• **Collected data entries**:
++++

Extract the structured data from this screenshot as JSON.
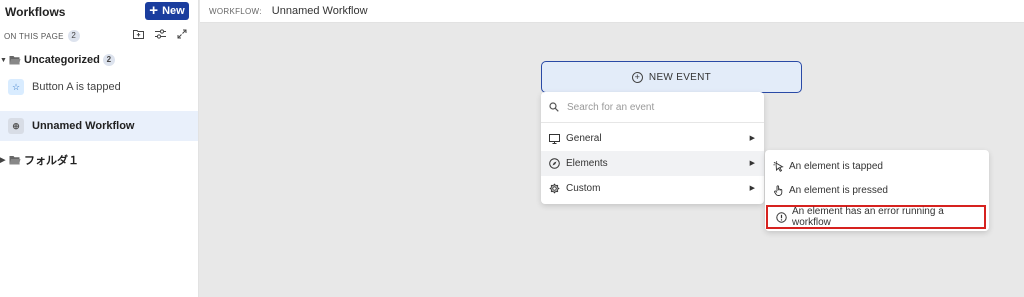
{
  "sidebar": {
    "title": "Workflows",
    "new_button": "New",
    "on_page_label": "ON THIS PAGE",
    "on_page_count": "2",
    "folders": [
      {
        "name": "Uncategorized",
        "count": "2"
      },
      {
        "name": "フォルダ１"
      }
    ],
    "workflows": [
      {
        "name": "Button A is tapped"
      },
      {
        "name": "Unnamed Workflow"
      }
    ]
  },
  "topbar": {
    "label": "WORKFLOW:",
    "name": "Unnamed Workflow"
  },
  "canvas": {
    "new_event_label": "NEW EVENT"
  },
  "dropdown": {
    "search_placeholder": "Search for an event",
    "items": [
      {
        "label": "General"
      },
      {
        "label": "Elements"
      },
      {
        "label": "Custom"
      }
    ]
  },
  "submenu": {
    "items": [
      {
        "label": "An element is tapped"
      },
      {
        "label": "An element is pressed"
      },
      {
        "label": "An element has an error running a workflow"
      }
    ],
    "highlight_color": "#d6221f"
  },
  "colors": {
    "accent": "#1a3d9e",
    "selected_row": "#e9f0fb",
    "canvas_bg": "#e8e8e8"
  }
}
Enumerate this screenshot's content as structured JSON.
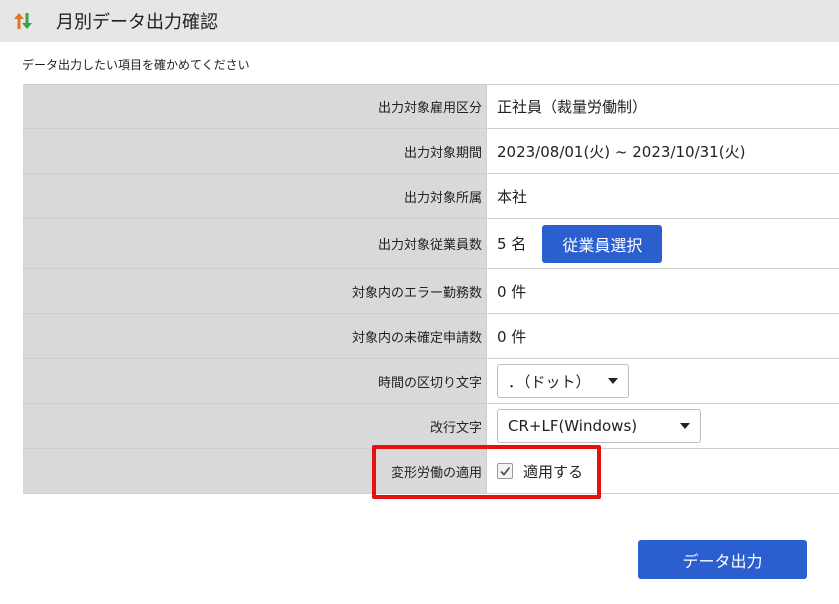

++++

• **WHAT TO DO**:
Check each line of the entries for the string "Unnamed". Copy the lines that have it.

• **ANSWER TO THE TASK**:
        "name": "Unnamed Workflow"
    "name": "Unnamed Workflow"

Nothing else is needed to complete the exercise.